**What to produce**
Identify every line in the records below that contains the word "Quick", and reproduce each one.

**Rows**

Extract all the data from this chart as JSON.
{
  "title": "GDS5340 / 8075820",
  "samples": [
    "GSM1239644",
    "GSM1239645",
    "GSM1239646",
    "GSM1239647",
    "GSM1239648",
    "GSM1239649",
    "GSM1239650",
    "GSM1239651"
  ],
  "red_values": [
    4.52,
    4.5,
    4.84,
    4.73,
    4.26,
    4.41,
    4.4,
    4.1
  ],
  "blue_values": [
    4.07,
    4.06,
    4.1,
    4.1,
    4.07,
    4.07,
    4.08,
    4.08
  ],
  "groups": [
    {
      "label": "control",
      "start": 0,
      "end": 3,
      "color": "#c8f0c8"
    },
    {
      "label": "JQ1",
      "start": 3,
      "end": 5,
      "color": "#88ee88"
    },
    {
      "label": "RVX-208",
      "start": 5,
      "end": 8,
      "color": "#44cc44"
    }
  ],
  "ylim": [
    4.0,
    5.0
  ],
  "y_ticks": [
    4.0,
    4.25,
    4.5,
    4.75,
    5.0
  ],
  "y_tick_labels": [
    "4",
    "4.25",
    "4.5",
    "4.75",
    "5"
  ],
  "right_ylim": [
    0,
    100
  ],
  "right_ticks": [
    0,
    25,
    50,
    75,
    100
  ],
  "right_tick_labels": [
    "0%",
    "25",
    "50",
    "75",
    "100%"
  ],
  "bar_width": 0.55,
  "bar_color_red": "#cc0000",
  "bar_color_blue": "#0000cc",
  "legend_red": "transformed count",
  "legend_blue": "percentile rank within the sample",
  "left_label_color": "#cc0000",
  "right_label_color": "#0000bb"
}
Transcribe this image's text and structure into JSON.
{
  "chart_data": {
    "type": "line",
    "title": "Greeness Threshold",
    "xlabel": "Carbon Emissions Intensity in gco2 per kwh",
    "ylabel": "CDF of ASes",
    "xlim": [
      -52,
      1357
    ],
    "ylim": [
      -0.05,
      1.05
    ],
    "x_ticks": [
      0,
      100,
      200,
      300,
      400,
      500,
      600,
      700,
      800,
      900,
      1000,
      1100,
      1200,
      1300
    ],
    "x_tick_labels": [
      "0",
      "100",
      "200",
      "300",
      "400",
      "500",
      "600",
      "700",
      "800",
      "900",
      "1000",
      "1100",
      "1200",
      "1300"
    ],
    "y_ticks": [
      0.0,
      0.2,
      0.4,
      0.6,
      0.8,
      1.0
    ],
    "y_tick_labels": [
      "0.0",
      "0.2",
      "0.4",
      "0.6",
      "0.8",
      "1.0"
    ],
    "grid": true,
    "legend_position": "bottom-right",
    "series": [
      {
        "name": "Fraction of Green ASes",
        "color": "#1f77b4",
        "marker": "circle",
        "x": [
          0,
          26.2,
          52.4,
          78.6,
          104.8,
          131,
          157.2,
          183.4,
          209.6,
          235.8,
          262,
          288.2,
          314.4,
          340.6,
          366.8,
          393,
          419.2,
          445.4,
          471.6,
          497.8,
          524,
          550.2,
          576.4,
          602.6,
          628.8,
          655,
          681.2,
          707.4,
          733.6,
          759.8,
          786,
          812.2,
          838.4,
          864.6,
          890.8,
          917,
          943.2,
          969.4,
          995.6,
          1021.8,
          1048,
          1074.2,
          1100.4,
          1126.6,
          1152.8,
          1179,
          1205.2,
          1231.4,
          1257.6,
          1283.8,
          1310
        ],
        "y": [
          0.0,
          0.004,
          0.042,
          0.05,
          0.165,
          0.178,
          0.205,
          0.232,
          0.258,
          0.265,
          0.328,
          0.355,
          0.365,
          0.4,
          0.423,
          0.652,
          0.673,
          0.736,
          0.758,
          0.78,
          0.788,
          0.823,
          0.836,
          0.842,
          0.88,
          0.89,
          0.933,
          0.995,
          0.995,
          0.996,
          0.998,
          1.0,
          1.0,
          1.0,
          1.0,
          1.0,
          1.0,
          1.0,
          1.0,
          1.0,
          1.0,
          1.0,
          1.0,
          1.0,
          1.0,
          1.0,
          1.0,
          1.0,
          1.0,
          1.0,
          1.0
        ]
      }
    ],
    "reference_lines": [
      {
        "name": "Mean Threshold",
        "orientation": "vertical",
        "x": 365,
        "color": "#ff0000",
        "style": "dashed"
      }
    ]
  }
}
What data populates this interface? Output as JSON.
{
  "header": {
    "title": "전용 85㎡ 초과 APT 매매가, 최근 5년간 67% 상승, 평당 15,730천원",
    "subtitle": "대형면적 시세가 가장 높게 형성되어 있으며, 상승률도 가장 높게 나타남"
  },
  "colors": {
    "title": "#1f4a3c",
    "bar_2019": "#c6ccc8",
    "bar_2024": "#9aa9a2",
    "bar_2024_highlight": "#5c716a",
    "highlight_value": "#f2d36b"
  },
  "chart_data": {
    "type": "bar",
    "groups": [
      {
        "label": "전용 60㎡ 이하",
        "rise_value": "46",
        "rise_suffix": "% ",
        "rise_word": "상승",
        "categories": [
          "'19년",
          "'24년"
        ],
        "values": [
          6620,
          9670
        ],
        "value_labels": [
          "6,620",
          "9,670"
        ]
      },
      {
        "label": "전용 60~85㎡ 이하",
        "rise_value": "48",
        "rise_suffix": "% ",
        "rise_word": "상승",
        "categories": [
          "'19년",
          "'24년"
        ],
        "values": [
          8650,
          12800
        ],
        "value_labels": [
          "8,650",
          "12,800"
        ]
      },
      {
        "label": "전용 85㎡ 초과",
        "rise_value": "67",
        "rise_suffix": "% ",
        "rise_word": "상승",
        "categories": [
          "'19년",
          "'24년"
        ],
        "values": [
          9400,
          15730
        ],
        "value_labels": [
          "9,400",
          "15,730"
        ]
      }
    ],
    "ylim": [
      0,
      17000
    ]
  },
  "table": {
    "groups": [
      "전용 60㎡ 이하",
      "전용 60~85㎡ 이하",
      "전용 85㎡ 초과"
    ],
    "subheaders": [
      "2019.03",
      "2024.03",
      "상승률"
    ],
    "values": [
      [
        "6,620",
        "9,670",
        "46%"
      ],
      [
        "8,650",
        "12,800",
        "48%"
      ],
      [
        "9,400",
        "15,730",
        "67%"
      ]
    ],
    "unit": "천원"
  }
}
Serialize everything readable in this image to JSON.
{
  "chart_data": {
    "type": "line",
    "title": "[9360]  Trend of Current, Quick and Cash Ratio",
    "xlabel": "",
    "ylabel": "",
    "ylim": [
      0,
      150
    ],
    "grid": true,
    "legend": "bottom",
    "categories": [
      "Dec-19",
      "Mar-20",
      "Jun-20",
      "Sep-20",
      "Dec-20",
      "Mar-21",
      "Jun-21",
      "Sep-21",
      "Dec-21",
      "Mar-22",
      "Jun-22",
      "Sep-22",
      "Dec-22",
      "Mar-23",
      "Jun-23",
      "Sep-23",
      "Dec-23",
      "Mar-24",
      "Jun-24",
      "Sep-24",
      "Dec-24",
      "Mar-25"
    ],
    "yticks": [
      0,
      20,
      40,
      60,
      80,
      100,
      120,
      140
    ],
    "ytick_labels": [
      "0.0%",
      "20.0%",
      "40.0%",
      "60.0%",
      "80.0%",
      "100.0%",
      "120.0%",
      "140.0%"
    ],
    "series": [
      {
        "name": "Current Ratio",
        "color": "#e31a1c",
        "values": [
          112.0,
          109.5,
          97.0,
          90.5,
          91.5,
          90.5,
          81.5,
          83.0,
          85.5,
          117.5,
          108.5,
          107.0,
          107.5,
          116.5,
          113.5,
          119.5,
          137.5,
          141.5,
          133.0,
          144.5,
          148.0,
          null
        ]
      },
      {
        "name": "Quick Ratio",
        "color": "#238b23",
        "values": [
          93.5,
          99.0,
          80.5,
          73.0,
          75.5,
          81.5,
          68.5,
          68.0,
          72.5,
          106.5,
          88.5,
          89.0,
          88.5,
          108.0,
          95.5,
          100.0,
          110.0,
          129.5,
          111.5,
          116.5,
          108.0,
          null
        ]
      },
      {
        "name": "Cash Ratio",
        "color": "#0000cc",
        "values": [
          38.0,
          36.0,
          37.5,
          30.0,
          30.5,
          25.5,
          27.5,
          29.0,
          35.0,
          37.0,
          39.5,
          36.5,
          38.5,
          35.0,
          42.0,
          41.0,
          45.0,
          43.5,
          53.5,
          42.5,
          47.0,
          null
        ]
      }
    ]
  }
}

**Problem solution**
    "title": "[9360]  Trend of Current, Quick and Cash Ratio",
        "name": "Quick Ratio",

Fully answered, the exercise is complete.